--- START ---
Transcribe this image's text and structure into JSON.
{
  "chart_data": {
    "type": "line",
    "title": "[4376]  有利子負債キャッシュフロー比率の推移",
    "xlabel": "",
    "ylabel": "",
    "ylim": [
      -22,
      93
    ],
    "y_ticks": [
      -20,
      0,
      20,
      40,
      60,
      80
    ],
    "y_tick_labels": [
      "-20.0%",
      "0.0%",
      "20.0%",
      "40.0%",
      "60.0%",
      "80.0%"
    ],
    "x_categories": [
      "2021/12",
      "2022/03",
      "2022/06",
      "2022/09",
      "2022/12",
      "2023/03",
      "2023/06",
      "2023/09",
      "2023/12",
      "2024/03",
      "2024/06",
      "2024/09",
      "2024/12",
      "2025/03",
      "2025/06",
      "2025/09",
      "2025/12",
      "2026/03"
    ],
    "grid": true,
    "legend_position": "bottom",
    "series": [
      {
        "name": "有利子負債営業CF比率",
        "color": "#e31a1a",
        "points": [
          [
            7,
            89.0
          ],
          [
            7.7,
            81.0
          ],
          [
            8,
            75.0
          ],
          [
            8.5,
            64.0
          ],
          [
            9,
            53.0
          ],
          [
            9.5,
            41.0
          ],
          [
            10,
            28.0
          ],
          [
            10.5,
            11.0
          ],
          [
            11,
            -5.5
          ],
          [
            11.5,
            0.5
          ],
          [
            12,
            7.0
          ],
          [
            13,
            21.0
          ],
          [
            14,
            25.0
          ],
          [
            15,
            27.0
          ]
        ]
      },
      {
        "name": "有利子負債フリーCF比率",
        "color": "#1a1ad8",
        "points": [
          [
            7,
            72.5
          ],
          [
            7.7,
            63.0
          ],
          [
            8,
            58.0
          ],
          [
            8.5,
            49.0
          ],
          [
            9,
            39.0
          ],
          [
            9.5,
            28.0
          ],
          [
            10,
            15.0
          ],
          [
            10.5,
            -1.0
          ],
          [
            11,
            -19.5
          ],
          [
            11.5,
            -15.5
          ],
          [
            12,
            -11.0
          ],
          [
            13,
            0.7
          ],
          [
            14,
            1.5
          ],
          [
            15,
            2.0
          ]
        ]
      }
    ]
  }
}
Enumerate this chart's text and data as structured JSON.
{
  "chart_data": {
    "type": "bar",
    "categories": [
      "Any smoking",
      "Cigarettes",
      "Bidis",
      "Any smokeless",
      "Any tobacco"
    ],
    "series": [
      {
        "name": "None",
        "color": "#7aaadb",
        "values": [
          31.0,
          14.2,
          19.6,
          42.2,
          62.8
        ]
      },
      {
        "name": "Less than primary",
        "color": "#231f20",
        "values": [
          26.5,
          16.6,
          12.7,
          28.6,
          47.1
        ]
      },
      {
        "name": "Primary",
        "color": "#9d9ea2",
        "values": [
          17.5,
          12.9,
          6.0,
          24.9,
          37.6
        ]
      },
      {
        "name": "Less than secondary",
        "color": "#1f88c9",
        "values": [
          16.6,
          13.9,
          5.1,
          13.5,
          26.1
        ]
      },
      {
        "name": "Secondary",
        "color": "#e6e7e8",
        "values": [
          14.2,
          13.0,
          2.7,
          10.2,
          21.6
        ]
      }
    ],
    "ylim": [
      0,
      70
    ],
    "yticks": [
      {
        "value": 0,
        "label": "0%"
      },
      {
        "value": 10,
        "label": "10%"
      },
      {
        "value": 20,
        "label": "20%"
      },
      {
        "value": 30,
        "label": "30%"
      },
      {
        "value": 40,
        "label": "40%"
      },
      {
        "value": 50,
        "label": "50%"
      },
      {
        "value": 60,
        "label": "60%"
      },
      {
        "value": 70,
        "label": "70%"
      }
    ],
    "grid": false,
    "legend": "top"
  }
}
--- END ---
Your instructions: Copy each line of the data above without altering a single character.

Solution:
Transcribe this image's text and structure into JSON.
{
  "chart_data": {
    "type": "line",
    "title": "[4376]  有利子負債キャッシュフロー比率の推移",
    "xlabel": "",
    "ylabel": "",
    "ylim": [
      -22,
      93
    ],
    "y_ticks": [
      -20,
      0,
      20,
      40,
      60,
      80
    ],
    "y_tick_labels": [
      "-20.0%",
      "0.0%",
      "20.0%",
      "40.0%",
      "60.0%",
      "80.0%"
    ],
    "x_categories": [
      "2021/12",
      "2022/03",
      "2022/06",
      "2022/09",
      "2022/12",
      "2023/03",
      "2023/06",
      "2023/09",
      "2023/12",
      "2024/03",
      "2024/06",
      "2024/09",
      "2024/12",
      "2025/03",
      "2025/06",
      "2025/09",
      "2025/12",
      "2026/03"
    ],
    "grid": true,
    "legend_position": "bottom",
    "series": [
      {
        "name": "有利子負債営業CF比率",
        "color": "#e31a1a",
        "points": [
          [
            7,
            89.0
          ],
          [
            7.7,
            81.0
          ],
          [
            8,
            75.0
          ],
          [
            8.5,
            64.0
          ],
          [
            9,
            53.0
          ],
          [
            9.5,
            41.0
          ],
          [
            10,
            28.0
          ],
          [
            10.5,
            11.0
          ],
          [
            11,
            -5.5
          ],
          [
            11.5,
            0.5
          ],
          [
            12,
            7.0
          ],
          [
            13,
            21.0
          ],
          [
            14,
            25.0
          ],
          [
            15,
            27.0
          ]
        ]
      },
      {
        "name": "有利子負債フリーCF比率",
        "color": "#1a1ad8",
        "points": [
          [
            7,
            72.5
          ],
          [
            7.7,
            63.0
          ],
          [
            8,
            58.0
          ],
          [
            8.5,
            49.0
          ],
          [
            9,
            39.0
          ],
          [
            9.5,
            28.0
          ],
          [
            10,
            15.0
          ],
          [
            10.5,
            -1.0
          ],
          [
            11,
            -19.5
          ],
          [
            11.5,
            -15.5
          ],
          [
            12,
            -11.0
          ],
          [
            13,
            0.7
          ],
          [
            14,
            1.5
          ],
          [
            15,
            2.0
          ]
        ]
      }
    ]
  }
}
Enumerate this chart's text and data as structured JSON.
{
  "chart_data": {
    "type": "bar",
    "categories": [
      "Any smoking",
      "Cigarettes",
      "Bidis",
      "Any smokeless",
      "Any tobacco"
    ],
    "series": [
      {
        "name": "None",
        "color": "#7aaadb",
        "values": [
          31.0,
          14.2,
          19.6,
          42.2,
          62.8
        ]
      },
      {
        "name": "Less than primary",
        "color": "#231f20",
        "values": [
          26.5,
          16.6,
          12.7,
          28.6,
          47.1
        ]
      },
      {
        "name": "Primary",
        "color": "#9d9ea2",
        "values": [
          17.5,
          12.9,
          6.0,
          24.9,
          37.6
        ]
      },
      {
        "name": "Less than secondary",
        "color": "#1f88c9",
        "values": [
          16.6,
          13.9,
          5.1,
          13.5,
          26.1
        ]
      },
      {
        "name": "Secondary",
        "color": "#e6e7e8",
        "values": [
          14.2,
          13.0,
          2.7,
          10.2,
          21.6
        ]
      }
    ],
    "ylim": [
      0,
      70
    ],
    "yticks": [
      {
        "value": 0,
        "label": "0%"
      },
      {
        "value": 10,
        "label": "10%"
      },
      {
        "value": 20,
        "label": "20%"
      },
      {
        "value": 30,
        "label": "30%"
      },
      {
        "value": 40,
        "label": "40%"
      },
      {
        "value": 50,
        "label": "50%"
      },
      {
        "value": 60,
        "label": "60%"
      },
      {
        "value": 70,
        "label": "70%"
      }
    ],
    "grid": false,
    "legend": "top"
  }
}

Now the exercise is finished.